> Saved data entries:
:::
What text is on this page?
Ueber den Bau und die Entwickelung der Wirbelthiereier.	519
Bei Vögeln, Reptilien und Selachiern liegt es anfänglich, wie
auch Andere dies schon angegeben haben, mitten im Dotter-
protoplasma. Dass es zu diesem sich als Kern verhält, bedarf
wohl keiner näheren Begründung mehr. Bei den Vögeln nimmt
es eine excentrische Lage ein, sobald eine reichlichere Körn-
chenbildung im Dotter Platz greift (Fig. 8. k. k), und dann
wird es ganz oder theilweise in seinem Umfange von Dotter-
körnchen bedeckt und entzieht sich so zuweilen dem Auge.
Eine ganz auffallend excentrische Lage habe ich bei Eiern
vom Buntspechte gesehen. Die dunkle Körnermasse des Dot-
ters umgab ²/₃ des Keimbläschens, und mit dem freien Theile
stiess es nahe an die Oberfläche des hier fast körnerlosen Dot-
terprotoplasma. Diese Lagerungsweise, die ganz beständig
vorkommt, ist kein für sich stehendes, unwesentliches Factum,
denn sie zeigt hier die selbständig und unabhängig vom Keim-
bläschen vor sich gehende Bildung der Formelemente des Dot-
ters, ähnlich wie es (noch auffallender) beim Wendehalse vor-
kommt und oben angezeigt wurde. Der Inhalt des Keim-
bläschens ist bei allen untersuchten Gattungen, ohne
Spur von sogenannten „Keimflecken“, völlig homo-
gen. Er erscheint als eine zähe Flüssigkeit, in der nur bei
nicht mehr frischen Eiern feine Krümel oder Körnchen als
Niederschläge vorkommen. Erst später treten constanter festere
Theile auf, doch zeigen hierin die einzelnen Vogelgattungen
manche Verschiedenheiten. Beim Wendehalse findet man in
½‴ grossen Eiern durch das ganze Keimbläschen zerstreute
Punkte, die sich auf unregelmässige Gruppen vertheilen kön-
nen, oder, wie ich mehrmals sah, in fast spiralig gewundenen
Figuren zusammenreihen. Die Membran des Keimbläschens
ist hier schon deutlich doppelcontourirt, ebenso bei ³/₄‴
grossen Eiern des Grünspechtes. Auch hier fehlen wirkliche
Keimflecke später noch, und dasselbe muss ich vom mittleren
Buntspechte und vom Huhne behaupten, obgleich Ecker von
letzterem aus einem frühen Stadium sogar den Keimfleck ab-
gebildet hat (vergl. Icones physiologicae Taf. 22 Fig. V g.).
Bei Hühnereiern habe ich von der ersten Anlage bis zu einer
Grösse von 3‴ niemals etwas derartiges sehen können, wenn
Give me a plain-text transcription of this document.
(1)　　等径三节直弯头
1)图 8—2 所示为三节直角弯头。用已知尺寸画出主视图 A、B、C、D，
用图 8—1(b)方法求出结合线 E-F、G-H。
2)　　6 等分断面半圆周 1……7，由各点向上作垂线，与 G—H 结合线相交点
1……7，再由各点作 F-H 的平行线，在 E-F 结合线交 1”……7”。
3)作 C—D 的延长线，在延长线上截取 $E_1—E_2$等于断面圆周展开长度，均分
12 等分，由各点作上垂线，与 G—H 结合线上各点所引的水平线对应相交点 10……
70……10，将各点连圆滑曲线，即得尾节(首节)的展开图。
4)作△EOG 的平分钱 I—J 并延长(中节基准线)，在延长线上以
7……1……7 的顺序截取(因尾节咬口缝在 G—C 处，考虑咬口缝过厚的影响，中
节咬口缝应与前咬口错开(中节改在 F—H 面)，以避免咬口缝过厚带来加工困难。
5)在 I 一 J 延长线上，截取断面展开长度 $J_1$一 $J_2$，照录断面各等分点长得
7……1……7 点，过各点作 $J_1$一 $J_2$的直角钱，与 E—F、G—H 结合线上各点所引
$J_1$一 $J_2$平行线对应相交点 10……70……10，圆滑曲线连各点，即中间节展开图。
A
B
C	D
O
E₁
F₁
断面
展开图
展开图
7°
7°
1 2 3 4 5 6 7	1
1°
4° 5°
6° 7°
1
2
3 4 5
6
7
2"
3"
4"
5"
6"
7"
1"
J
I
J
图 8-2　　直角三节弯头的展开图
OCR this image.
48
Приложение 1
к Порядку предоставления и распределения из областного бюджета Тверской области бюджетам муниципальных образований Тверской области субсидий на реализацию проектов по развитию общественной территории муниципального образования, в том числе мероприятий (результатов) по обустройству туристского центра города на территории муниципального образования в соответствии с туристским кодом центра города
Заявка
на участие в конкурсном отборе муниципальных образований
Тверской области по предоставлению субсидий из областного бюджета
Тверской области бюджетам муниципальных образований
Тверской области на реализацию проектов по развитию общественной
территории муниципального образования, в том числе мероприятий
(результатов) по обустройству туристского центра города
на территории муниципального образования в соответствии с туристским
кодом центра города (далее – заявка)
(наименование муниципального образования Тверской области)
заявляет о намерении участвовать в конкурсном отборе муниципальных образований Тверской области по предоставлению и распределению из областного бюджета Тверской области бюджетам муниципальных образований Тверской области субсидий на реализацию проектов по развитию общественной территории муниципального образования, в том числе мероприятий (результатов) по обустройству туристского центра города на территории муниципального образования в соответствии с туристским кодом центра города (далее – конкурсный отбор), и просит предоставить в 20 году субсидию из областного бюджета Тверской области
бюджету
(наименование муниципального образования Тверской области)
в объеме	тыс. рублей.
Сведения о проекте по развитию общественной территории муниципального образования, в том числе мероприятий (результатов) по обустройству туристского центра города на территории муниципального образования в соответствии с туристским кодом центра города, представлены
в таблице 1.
:::
> Problem statement: Identify and copy lines that hold the string "Buntspechte".

> Output for this exercise:
vom Buntspechte gesehen. Die dunkle Körnermasse des Dot-
Buntspechte und vom Huhne behaupten, obgleich Ecker von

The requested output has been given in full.